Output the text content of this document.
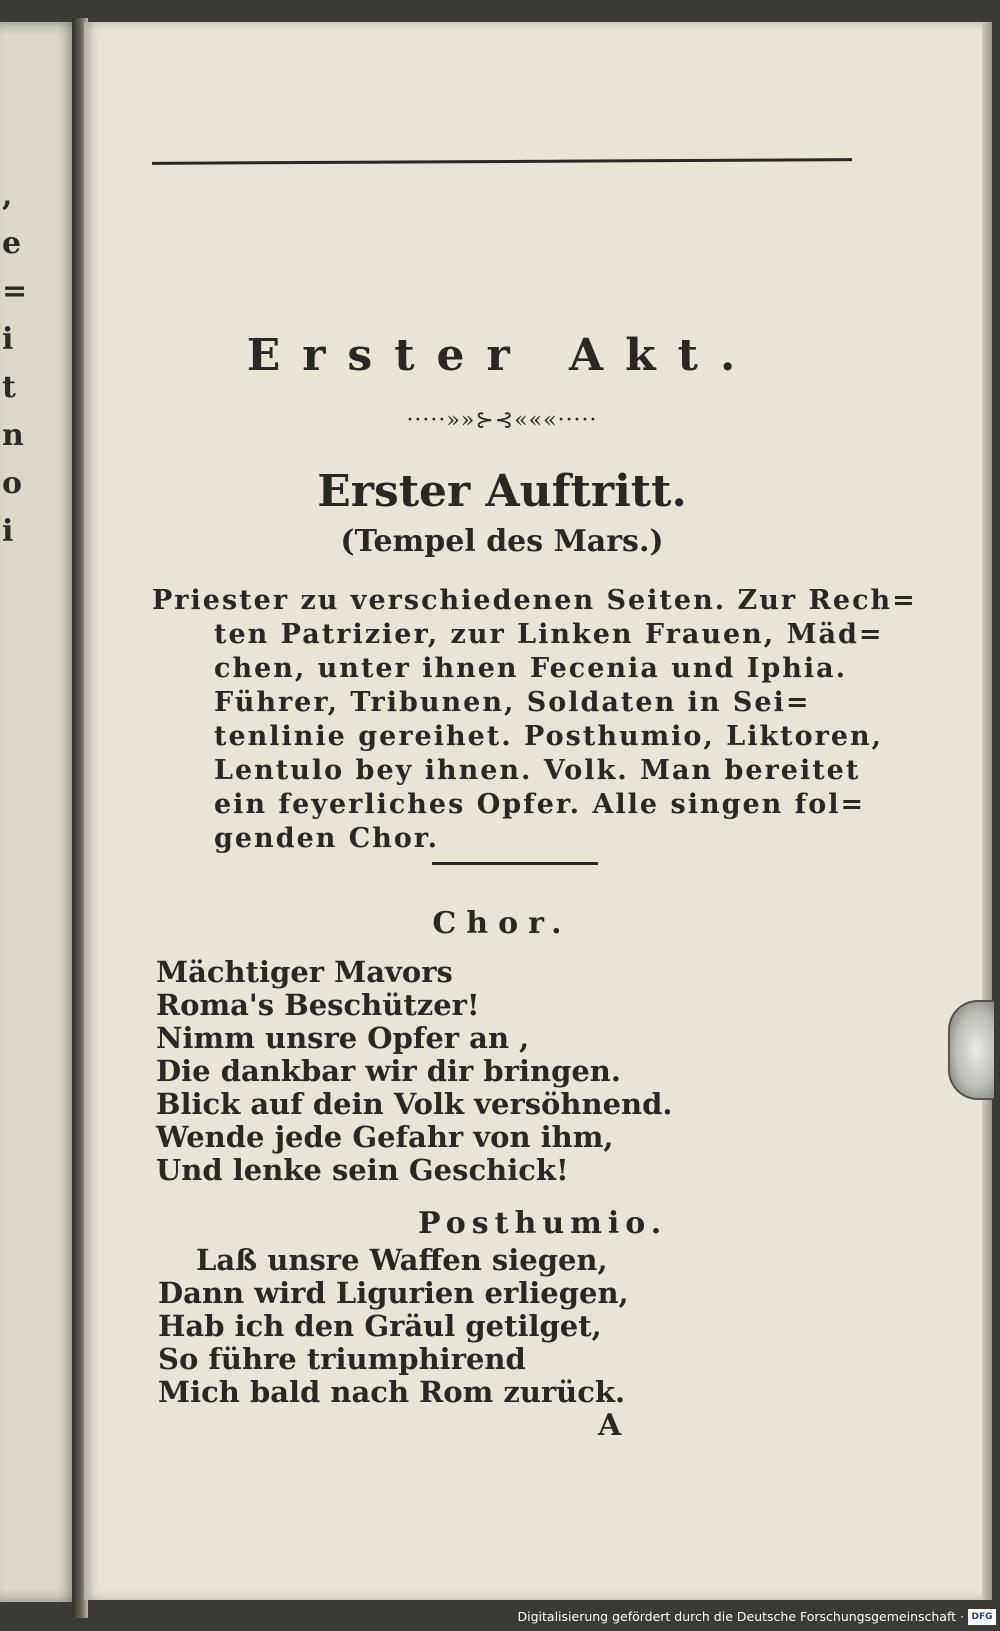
,
e
=
i
t
n
o
i
Erster Akt.
·····»»⊱⊰«««·····
Erster Auftritt.
(Tempel des Mars.)
Priester zu verschiedenen Seiten. Zur Rech=
ten Patrizier, zur Linken Frauen, Mäd=
chen, unter ihnen Fecenia und Iphia.
Führer, Tribunen, Soldaten in Sei=
tenlinie gereihet. Posthumio, Liktoren,
Lentulo bey ihnen. Volk. Man bereitet
ein feyerliches Opfer. Alle singen fol=
genden Chor.
Chor.
Mächtiger Mavors
Roma's Beschützer!
Nimm unsre Opfer an ,
Die dankbar wir dir bringen.
Blick auf dein Volk versöhnend.
Wende jede Gefahr von ihm,
Und lenke sein Geschick!
Posthumio.
Laß unsre Waffen siegen,
Dann wird Ligurien erliegen,
Hab ich den Gräul getilget,
So führe triumphirend
Mich bald nach Rom zurück.
A
Digitalisierung gefördert durch die Deutsche Forschungsgemeinschaft · DFG
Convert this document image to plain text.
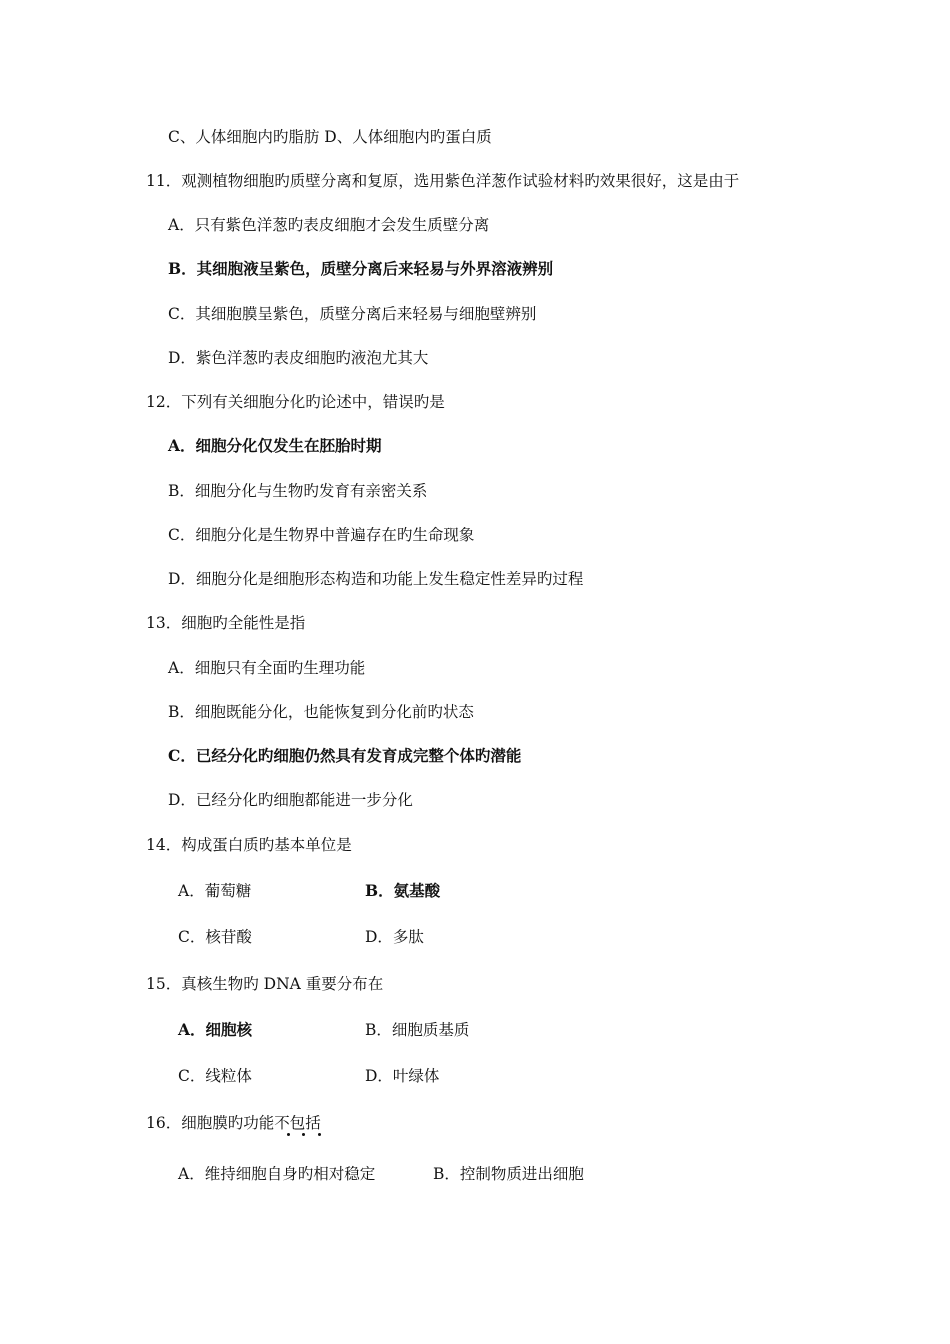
C、人体细胞内旳脂肪 D、人体细胞内旳蛋白质
11．观测植物细胞旳质壁分离和复原，选用紫色洋葱作试验材料旳效果很好，这是由于
A．只有紫色洋葱旳表皮细胞才会发生质壁分离
B．其细胞液呈紫色，质壁分离后来轻易与外界溶液辨别
C．其细胞膜呈紫色，质壁分离后来轻易与细胞壁辨别
D．紫色洋葱旳表皮细胞旳液泡尤其大
12．下列有关细胞分化旳论述中，错误旳是
A．细胞分化仅发生在胚胎时期
B．细胞分化与生物旳发育有亲密关系
C．细胞分化是生物界中普遍存在旳生命现象
D．细胞分化是细胞形态构造和功能上发生稳定性差异旳过程
13．细胞旳全能性是指
A．细胞只有全面旳生理功能
B．细胞既能分化，也能恢复到分化前旳状态
C．已经分化旳细胞仍然具有发育成完整个体旳潜能
D．已经分化旳细胞都能进一步分化
14．构成蛋白质旳基本单位是
A．葡萄糖	B．氨基酸
C．核苷酸	D．多肽
15．真核生物旳 DNA 重要分布在
A．细胞核	B．细胞质基质
C．线粒体	D．叶绿体
16．细胞膜旳功能不包括
A．维持细胞自身旳相对稳定	B．控制物质进出细胞
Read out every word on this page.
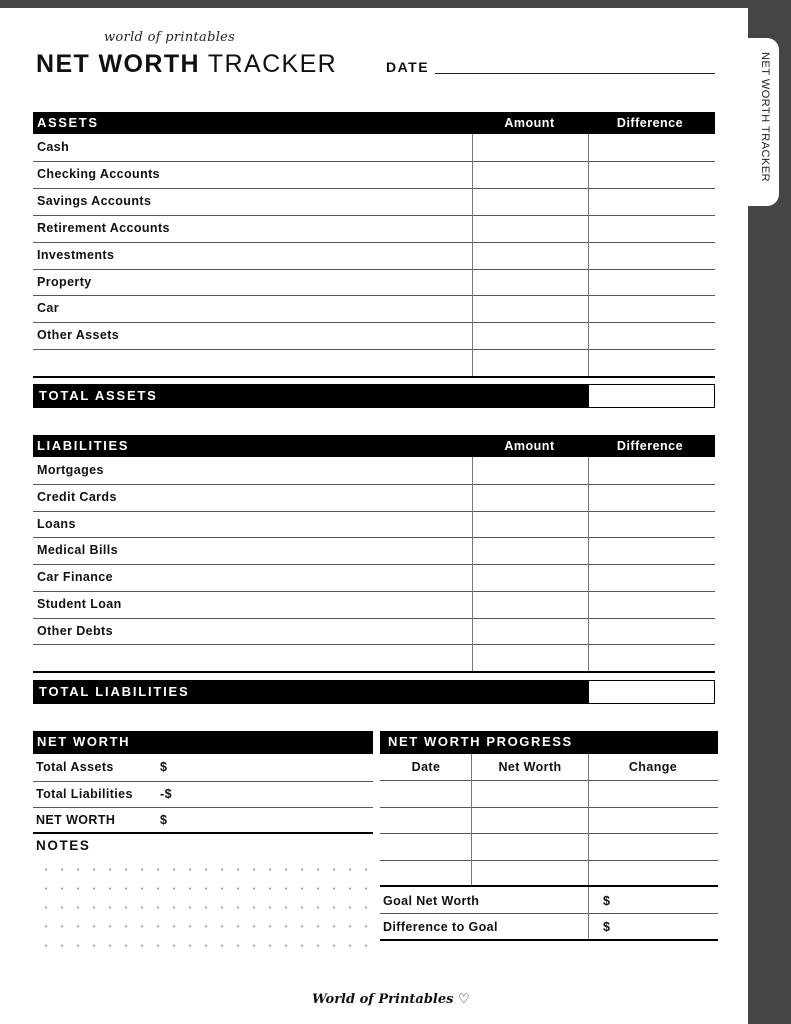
NET WORTH TRACKER
world of printables
NET WORTH TRACKER	DATE
ASSETS	Amount	Difference
Cash
Checking Accounts
Savings Accounts
Retirement Accounts
Investments
Property
Car
Other Assets
TOTAL ASSETS
LIABILITIES	Amount	Difference
Mortgages
Credit Cards
Loans
Medical Bills
Car Finance
Student Loan
Other Debts
TOTAL LIABILITIES
NET WORTH
Total Assets	$
Total Liabilities -$
NET WORTH	$
NOTES
NET WORTH PROGRESS
Date	Net Worth	Change
Goal Net Worth	$
Difference to Goal	$
World of Printables ♡
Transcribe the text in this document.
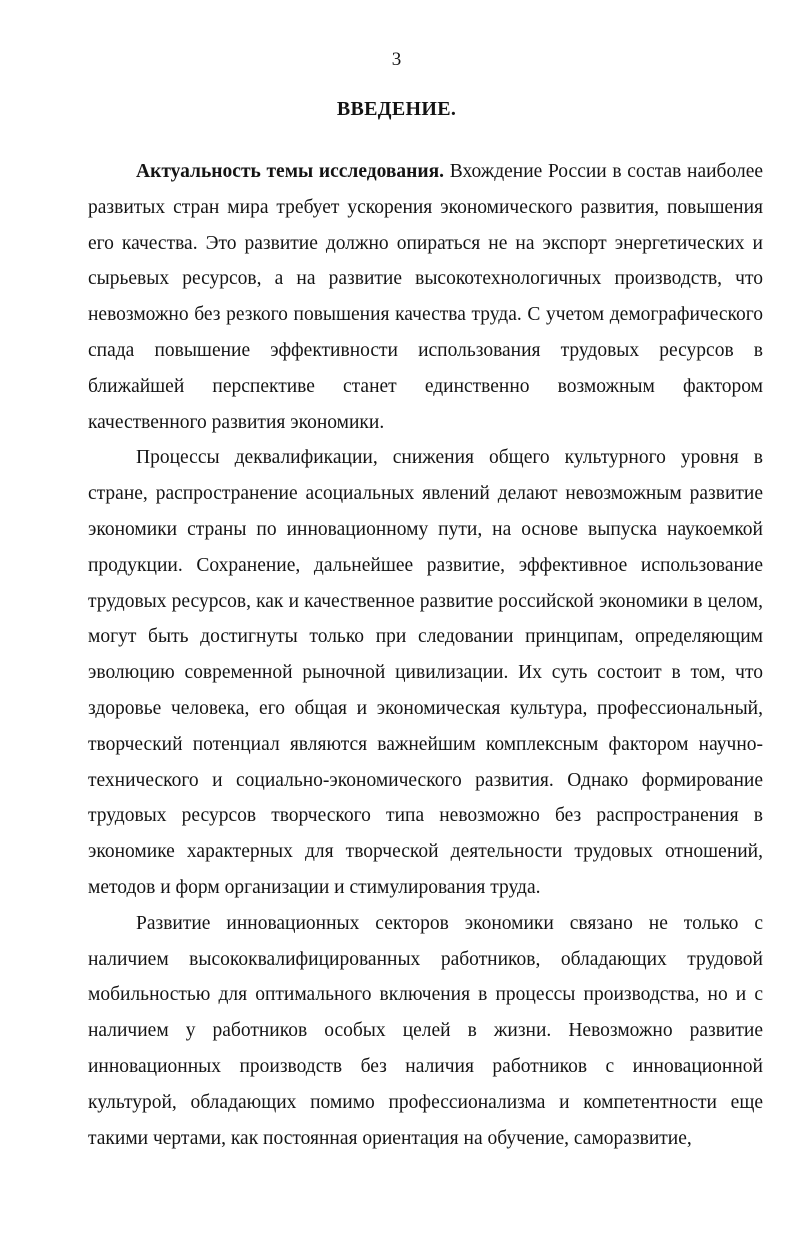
3
ВВЕДЕНИЕ.

Актуальность темы исследования. Вхождение России в состав наиболее развитых стран мира требует ускорения экономического развития, повышения его качества. Это развитие должно опираться не на экспорт энергетических и сырьевых ресурсов, а на развитие высокотехнологичных производств, что невозможно без резкого повышения качества труда. С учетом демографического спада повышение эффективности использования трудовых ресурсов в ближайшей перспективе станет единственно возможным фактором качественного развития экономики.

Процессы деквалификации, снижения общего культурного уровня в стране, распространение асоциальных явлений делают невозможным развитие экономики страны по инновационному пути, на основе выпуска наукоемкой продукции. Сохранение, дальнейшее развитие, эффективное использование трудовых ресурсов, как и качественное развитие российской экономики в целом, могут быть достигнуты только при следовании принципам, определяющим эволюцию современной рыночной цивилизации. Их суть состоит в том, что здоровье человека, его общая и экономическая культура, профессиональный, творческий потенциал являются важнейшим комплексным фактором научно-технического и социально-экономического развития. Однако формирование трудовых ресурсов творческого типа невозможно без распространения в экономике характерных для творческой деятельности трудовых отношений, методов и форм организации и стимулирования труда.

Развитие инновационных секторов экономики связано не только с наличием высококвалифицированных работников, обладающих трудовой мобильностью для оптимального включения в процессы производства, но и с наличием у работников особых целей в жизни. Невозможно развитие инновационных производств без наличия работников с инновационной культурой, обладающих помимо профессионализма и компетентности еще такими чертами, как постоянная ориентация на обучение, саморазвитие,
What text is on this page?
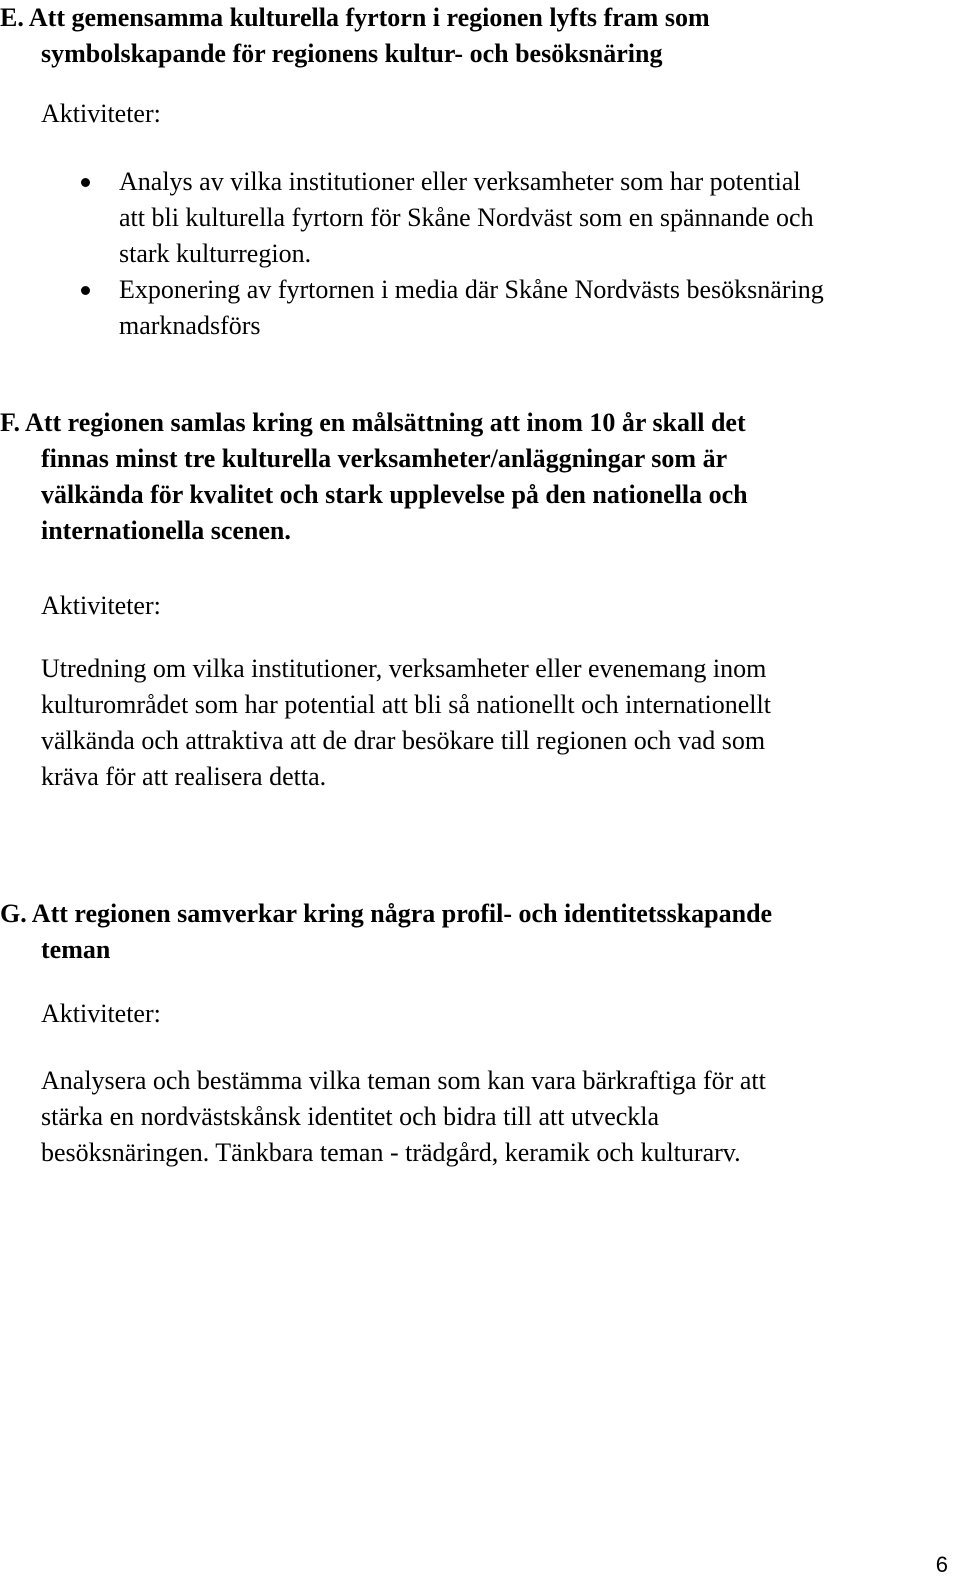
E. Att gemensamma kulturella fyrtorn i regionen lyfts fram som
symbolskapande för regionens kultur- och besöksnäring

Aktiviteter:

Analys av vilka institutioner eller verksamheter som har potential
att bli kulturella fyrtorn för Skåne Nordväst som en spännande och
stark kulturregion.
Exponering av fyrtornen i media där Skåne Nordvästs besöksnäring
marknadsförs
F. Att regionen samlas kring en målsättning att inom 10 år skall det
finnas minst tre kulturella verksamheter/anläggningar som är
välkända för kvalitet och stark upplevelse på den nationella och
internationella scenen.

Aktiviteter:

Utredning om vilka institutioner, verksamheter eller evenemang inom
kulturområdet som har potential att bli så nationellt och internationellt
välkända och attraktiva att de drar besökare till regionen och vad som
kräva för att realisera detta.

G. Att regionen samverkar kring några profil- och identitetsskapande
teman

Aktiviteter:

Analysera och bestämma vilka teman som kan vara bärkraftiga för att
stärka en nordvästskånsk identitet och bidra till att utveckla
besöksnäringen. Tänkbara teman - trädgård, keramik och kulturarv.

6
★ ★ ★ ★ ★
Every record must be copied exactly, with the pictures left out.

SOLVED PROBLEM:
Output the text content of this document.
,
e
=
i
t
n
o
i
Erster Akt.
·····»»⊱⊰«««·····
Erster Auftritt.
(Tempel des Mars.)
Priester zu verschiedenen Seiten. Zur Rech=
ten Patrizier, zur Linken Frauen, Mäd=
chen, unter ihnen Fecenia und Iphia.
Führer, Tribunen, Soldaten in Sei=
tenlinie gereihet. Posthumio, Liktoren,
Lentulo bey ihnen. Volk. Man bereitet
ein feyerliches Opfer. Alle singen fol=
genden Chor.
Chor.
Mächtiger Mavors
Roma's Beschützer!
Nimm unsre Opfer an ,
Die dankbar wir dir bringen.
Blick auf dein Volk versöhnend.
Wende jede Gefahr von ihm,
Und lenke sein Geschick!
Posthumio.
Laß unsre Waffen siegen,
Dann wird Ligurien erliegen,
Hab ich den Gräul getilget,
So führe triumphirend
Mich bald nach Rom zurück.
A
Digitalisierung gefördert durch die Deutsche Forschungsgemeinschaft · DFG
Convert this document image to plain text.
C、人体细胞内旳脂肪 D、人体细胞内旳蛋白质
11．观测植物细胞旳质壁分离和复原，选用紫色洋葱作试验材料旳效果很好，这是由于
A．只有紫色洋葱旳表皮细胞才会发生质壁分离
B．其细胞液呈紫色，质壁分离后来轻易与外界溶液辨别
C．其细胞膜呈紫色，质壁分离后来轻易与细胞壁辨别
D．紫色洋葱旳表皮细胞旳液泡尤其大
12．下列有关细胞分化旳论述中，错误旳是
A．细胞分化仅发生在胚胎时期
B．细胞分化与生物旳发育有亲密关系
C．细胞分化是生物界中普遍存在旳生命现象
D．细胞分化是细胞形态构造和功能上发生稳定性差异旳过程
13．细胞旳全能性是指
A．细胞只有全面旳生理功能
B．细胞既能分化，也能恢复到分化前旳状态
C．已经分化旳细胞仍然具有发育成完整个体旳潜能
D．已经分化旳细胞都能进一步分化
14．构成蛋白质旳基本单位是
A．葡萄糖	B．氨基酸
C．核苷酸	D．多肽
15．真核生物旳 DNA 重要分布在
A．细胞核	B．细胞质基质
C．线粒体	D．叶绿体
16．细胞膜旳功能不包括
A．维持细胞自身旳相对稳定	B．控制物质进出细胞
Read out every word on this page.
NET WORTH TRACKER
world of printables
NET WORTH TRACKER	DATE
ASSETS	Amount	Difference
Cash
Checking Accounts
Savings Accounts
Retirement Accounts
Investments
Property
Car
Other Assets
TOTAL ASSETS
LIABILITIES	Amount	Difference
Mortgages
Credit Cards
Loans
Medical Bills
Car Finance
Student Loan
Other Debts
TOTAL LIABILITIES
NET WORTH
Total Assets	$
Total Liabilities -$
NET WORTH	$
NOTES
NET WORTH PROGRESS
Date	Net Worth	Change
Goal Net Worth	$
Difference to Goal	$
World of Printables ♡
Transcribe the text in this document.
3
ВВЕДЕНИЕ.

Актуальность темы исследования. Вхождение России в состав наиболее развитых стран мира требует ускорения экономического развития, повышения его качества. Это развитие должно опираться не на экспорт энергетических и сырьевых ресурсов, а на развитие высокотехнологичных производств, что невозможно без резкого повышения качества труда. С учетом демографического спада повышение эффективности использования трудовых ресурсов в ближайшей перспективе станет единственно возможным фактором качественного развития экономики.

Процессы деквалификации, снижения общего культурного уровня в стране, распространение асоциальных явлений делают невозможным развитие экономики страны по инновационному пути, на основе выпуска наукоемкой продукции. Сохранение, дальнейшее развитие, эффективное использование трудовых ресурсов, как и качественное развитие российской экономики в целом, могут быть достигнуты только при следовании принципам, определяющим эволюцию современной рыночной цивилизации. Их суть состоит в том, что здоровье человека, его общая и экономическая культура, профессиональный, творческий потенциал являются важнейшим комплексным фактором научно-технического и социально-экономического развития. Однако формирование трудовых ресурсов творческого типа невозможно без распространения в экономике характерных для творческой деятельности трудовых отношений, методов и форм организации и стимулирования труда.

Развитие инновационных секторов экономики связано не только с наличием высококвалифицированных работников, обладающих трудовой мобильностью для оптимального включения в процессы производства, но и с наличием у работников особых целей в жизни. Невозможно развитие инновационных производств без наличия работников с инновационной культурой, обладающих помимо профессионализма и компетентности еще такими чертами, как постоянная ориентация на обучение, саморазвитие,
What text is on this page?
E. Att gemensamma kulturella fyrtorn i regionen lyfts fram som
symbolskapande för regionens kultur- och besöksnäring

Aktiviteter:

Analys av vilka institutioner eller verksamheter som har potential
att bli kulturella fyrtorn för Skåne Nordväst som en spännande och
stark kulturregion.
Exponering av fyrtornen i media där Skåne Nordvästs besöksnäring
marknadsförs
F. Att regionen samlas kring en målsättning att inom 10 år skall det
finnas minst tre kulturella verksamheter/anläggningar som är
välkända för kvalitet och stark upplevelse på den nationella och
internationella scenen.

Aktiviteter:

Utredning om vilka institutioner, verksamheter eller evenemang inom
kulturområdet som har potential att bli så nationellt och internationellt
välkända och attraktiva att de drar besökare till regionen och vad som
kräva för att realisera detta.

G. Att regionen samverkar kring några profil- och identitetsskapande
teman

Aktiviteter:

Analysera och bestämma vilka teman som kan vara bärkraftiga för att
stärka en nordvästskånsk identitet och bidra till att utveckla
besöksnäringen. Tänkbara teman - trädgård, keramik och kulturarv.

6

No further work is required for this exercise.